### Aim
State the number of lines in these records holding "this". Say nothing more.
════
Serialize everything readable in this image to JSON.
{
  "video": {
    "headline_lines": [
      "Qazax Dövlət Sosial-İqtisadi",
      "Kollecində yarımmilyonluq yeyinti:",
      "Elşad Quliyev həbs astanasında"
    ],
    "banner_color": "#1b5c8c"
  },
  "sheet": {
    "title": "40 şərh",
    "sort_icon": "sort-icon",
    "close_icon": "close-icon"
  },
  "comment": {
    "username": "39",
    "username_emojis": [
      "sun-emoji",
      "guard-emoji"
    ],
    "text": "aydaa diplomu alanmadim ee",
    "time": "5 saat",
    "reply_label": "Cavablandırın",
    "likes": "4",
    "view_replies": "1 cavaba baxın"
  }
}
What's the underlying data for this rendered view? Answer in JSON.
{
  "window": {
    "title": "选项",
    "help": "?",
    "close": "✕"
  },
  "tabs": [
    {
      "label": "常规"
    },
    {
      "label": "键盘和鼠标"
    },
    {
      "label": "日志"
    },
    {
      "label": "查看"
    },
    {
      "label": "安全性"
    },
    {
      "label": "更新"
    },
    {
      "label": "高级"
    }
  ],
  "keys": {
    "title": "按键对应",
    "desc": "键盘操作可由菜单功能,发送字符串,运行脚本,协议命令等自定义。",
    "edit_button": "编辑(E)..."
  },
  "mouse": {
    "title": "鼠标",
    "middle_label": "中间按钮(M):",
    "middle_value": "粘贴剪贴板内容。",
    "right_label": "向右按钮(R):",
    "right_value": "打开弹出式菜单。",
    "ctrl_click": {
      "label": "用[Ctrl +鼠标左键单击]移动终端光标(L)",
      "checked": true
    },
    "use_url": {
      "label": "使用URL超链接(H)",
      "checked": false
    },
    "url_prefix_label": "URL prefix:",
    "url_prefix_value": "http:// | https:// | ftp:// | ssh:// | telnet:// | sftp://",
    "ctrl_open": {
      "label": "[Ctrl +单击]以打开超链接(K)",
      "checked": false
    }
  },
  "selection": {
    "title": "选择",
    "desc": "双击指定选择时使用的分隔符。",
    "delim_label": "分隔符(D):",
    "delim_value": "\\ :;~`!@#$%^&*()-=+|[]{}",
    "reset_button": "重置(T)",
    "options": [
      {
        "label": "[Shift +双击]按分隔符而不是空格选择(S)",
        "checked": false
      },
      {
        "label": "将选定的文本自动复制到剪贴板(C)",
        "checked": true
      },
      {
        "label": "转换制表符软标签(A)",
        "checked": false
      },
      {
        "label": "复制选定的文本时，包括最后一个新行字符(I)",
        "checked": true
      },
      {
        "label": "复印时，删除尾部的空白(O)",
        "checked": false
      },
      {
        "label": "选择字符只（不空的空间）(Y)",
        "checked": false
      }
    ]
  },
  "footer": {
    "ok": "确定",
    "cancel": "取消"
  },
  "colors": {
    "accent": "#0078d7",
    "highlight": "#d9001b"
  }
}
════
### Exercise result
2